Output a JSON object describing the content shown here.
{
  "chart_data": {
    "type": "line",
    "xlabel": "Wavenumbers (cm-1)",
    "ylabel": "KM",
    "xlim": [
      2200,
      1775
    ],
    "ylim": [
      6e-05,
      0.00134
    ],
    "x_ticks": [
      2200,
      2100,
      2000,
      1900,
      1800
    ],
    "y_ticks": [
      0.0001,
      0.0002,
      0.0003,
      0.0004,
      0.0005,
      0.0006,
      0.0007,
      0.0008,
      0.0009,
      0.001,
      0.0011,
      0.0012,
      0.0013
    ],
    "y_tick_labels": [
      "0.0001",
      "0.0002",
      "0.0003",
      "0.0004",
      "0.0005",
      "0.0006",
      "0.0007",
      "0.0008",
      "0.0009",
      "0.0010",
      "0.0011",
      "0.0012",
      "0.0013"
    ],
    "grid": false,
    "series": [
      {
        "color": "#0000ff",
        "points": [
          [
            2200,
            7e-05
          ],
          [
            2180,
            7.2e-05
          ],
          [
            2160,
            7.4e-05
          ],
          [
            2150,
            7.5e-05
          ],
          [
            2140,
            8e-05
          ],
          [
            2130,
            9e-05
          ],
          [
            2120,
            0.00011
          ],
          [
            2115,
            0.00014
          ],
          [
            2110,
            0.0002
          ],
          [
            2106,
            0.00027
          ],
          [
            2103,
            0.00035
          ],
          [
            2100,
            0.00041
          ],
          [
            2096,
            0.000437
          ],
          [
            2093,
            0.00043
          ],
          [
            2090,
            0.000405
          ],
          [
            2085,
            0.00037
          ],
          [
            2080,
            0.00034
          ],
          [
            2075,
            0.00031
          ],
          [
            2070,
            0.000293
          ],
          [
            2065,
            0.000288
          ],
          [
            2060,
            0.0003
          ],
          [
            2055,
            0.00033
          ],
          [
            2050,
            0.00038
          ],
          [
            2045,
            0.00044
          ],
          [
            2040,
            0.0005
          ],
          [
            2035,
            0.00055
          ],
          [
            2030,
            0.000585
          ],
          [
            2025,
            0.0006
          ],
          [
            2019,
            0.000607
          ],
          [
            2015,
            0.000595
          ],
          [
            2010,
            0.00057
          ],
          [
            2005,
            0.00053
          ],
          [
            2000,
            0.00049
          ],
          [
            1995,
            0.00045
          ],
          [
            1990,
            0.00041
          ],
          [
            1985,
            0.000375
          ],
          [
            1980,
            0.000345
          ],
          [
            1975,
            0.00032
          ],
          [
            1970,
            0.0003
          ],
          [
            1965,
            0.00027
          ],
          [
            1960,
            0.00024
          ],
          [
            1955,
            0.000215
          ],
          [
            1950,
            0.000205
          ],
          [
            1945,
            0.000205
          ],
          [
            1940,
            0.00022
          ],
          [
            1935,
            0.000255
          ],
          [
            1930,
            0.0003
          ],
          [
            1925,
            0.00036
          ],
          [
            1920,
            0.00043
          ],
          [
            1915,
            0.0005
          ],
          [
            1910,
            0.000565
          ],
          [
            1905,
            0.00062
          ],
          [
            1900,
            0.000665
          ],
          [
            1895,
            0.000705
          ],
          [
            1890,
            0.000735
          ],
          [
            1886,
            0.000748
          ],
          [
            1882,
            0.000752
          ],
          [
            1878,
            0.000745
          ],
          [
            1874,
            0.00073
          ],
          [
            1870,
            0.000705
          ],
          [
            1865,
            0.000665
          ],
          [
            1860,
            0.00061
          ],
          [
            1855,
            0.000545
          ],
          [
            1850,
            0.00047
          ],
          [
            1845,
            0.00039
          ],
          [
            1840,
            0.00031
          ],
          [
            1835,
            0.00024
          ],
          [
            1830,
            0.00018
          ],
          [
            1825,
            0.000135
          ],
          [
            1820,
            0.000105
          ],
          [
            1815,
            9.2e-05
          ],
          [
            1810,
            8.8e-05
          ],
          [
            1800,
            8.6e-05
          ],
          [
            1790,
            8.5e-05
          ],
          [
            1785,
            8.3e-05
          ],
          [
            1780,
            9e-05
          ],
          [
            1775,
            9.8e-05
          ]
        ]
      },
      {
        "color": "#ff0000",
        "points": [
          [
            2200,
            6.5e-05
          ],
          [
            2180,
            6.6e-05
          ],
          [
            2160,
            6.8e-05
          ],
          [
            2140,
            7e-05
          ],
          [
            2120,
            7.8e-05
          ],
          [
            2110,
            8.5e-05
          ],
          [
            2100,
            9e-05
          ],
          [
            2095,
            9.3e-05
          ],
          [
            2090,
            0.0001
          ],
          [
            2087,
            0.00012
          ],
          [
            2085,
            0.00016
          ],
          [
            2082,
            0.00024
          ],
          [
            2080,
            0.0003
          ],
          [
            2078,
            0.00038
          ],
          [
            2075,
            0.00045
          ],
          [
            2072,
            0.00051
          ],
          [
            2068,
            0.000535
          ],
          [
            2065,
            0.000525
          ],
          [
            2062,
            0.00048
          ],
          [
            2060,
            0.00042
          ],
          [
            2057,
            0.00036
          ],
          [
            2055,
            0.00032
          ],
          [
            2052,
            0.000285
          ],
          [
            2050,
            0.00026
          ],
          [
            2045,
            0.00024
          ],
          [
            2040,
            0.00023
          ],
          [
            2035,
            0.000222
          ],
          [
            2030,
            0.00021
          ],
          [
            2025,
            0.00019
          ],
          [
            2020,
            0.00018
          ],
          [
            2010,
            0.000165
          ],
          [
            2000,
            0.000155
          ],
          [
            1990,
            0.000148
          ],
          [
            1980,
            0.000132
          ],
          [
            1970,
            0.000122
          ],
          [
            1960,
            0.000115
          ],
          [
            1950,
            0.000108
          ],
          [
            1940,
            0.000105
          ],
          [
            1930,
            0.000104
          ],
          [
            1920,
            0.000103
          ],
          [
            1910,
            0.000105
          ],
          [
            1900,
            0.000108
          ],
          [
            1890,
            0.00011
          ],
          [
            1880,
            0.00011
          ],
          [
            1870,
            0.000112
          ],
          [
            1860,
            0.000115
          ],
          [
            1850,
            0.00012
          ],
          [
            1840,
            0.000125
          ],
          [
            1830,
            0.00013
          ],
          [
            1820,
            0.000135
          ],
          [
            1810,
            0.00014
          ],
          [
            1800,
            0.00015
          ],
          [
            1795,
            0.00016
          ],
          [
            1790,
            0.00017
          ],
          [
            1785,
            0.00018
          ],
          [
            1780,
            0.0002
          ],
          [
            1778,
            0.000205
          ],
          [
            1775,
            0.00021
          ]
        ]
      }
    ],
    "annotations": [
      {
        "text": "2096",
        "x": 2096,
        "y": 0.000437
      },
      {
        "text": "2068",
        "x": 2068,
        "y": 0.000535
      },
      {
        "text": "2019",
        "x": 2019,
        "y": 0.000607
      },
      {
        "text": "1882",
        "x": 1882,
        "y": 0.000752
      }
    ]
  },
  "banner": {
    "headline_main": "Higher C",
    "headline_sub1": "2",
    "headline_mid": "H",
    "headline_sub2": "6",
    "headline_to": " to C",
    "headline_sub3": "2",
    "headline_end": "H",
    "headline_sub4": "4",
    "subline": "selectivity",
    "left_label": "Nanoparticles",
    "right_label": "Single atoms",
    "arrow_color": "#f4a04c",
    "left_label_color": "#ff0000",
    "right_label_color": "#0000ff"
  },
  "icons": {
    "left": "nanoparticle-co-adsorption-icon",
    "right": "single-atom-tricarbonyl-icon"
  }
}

════════════════════

Look through the entries above; copy each line where the string "text" appears.

**Exercise solution**
        "text": "2096",
        "text": "2068",
        "text": "2019",
        "text": "1882",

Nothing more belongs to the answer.